**Opdrachten bij oefening**
**1.** Kun je de tekst over het getuigenverhoor in twee zinnen samenvatten?
**2.** Kun je in de tekst over het getuigenverhoor alles van "[verweerder] is oogarts" tot en met "is inmiddels verbroken." opnieuw geven, waarbij je "dochter" vervangt door "kind"?

**Aangeleverd fragment**
Overslaan en naar de inhoud gaan

RBNHO 280825 afwijzing getuigenverhoor n.a.v. affectieve relatie v oogarts met toenmalig partner verzoeker; vordering in hoofdzaak heeft geen kans van slagen

RBNHO 280825 afwijzing getuigenverhoor n.a.v. affectieve relatie v oogarts met toenmalig partner verzoeker; vordering in hoofdzaak heeft geen kans van slagen

2De uitgangspunten

2.1.

[verweerder] is oogarts en heeft in die hoedanigheid in de periode tussen begin 2003 en eind 2008 de destijds minderjarige [minderjarige] (hierna: [minderjarige] ) onder behandeling gehad.

2.2.

[minderjarige] is de dochter van [verzoeker] en mevrouw [moeder] (hierna: [moeder] ). De relatie tussen [verzoeker] en [moeder] is inmiddels verbroken.

3Het verzoek

3.1.

[verzoeker] verzoekt dat de kantonrechter een voorlopig getuigenverhoor beveelt.

3.2.

[verzoeker] voert daartoe, kort gezegd, als volgt aan. In de periode dat [minderjarige] bij [verweerder] onder behandeling was, hadden [verweerder] en [moeder] een affectieve relatie met elkaar. [verweerder] heeft hierdoor onrechtmatig zowel jegens [verzoeker] als jegens [minderjarige] gehandeld, waardoor zij schade hebben geleden. [verzoeker] wil zijn schade op [verweerder] verhalen, maar [verweerder] ontkent dat hij met mevrouw [moeder] een affectieve relatie heeft gehad. Gelet op de betwisting van [verweerder] , heeft [verzoeker] recht en belang om ter voorbereiding op een jegens [verweerder] op te starten juridische procedure door middel van een getuigenverhoor bewijs te verkrijgen van het onrechtmatig handelen van [verweerder] en van de schade.

4Het verweer

4.1.

**Fragment uit dataset**
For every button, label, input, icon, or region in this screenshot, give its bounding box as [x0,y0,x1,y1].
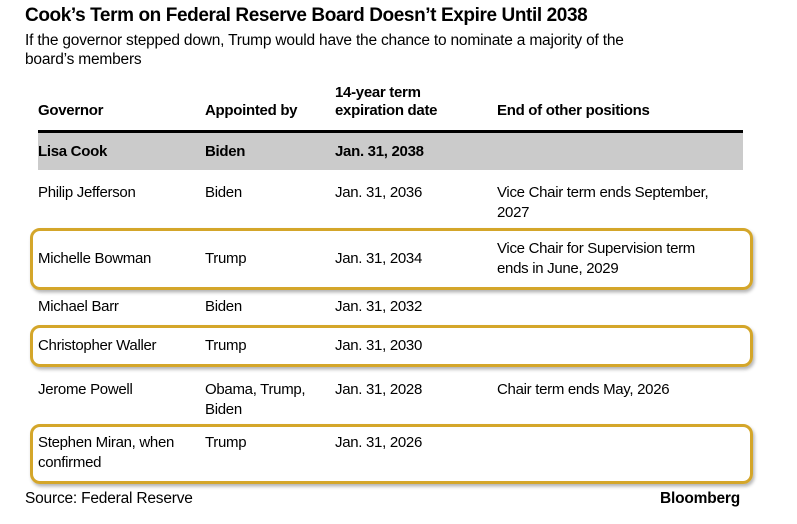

**Uitgewerkte antwoorden**
**1.** Oogarts [verweerder] heeft de destijds minderjarige [minderjarige], dochter van [verzoeker] en [moeder], tussen begin 2003 en eind 2008 behandeld. [verzoeker] verzoekt de kantonrechter om een voorlopig getuigenverhoor, omdat hij stelt dat [verweerder] in die periode een affectieve relatie met [moeder] had en daardoor onrechtmatig handelde, wat [verweerder] ontkent.

**2.**
[verweerder] is oogarts en heeft in die hoedanigheid in de periode tussen begin 2003 en eind 2008 de destijds minderjarige [minderjarige] (hierna: [minderjarige] ) onder behandeling gehad.

2.2.

[minderjarige] is de kind van [verzoeker] en mevrouw [moeder] (hierna: [moeder] ). De relatie tussen [verzoeker] en [moeder] is inmiddels verbroken.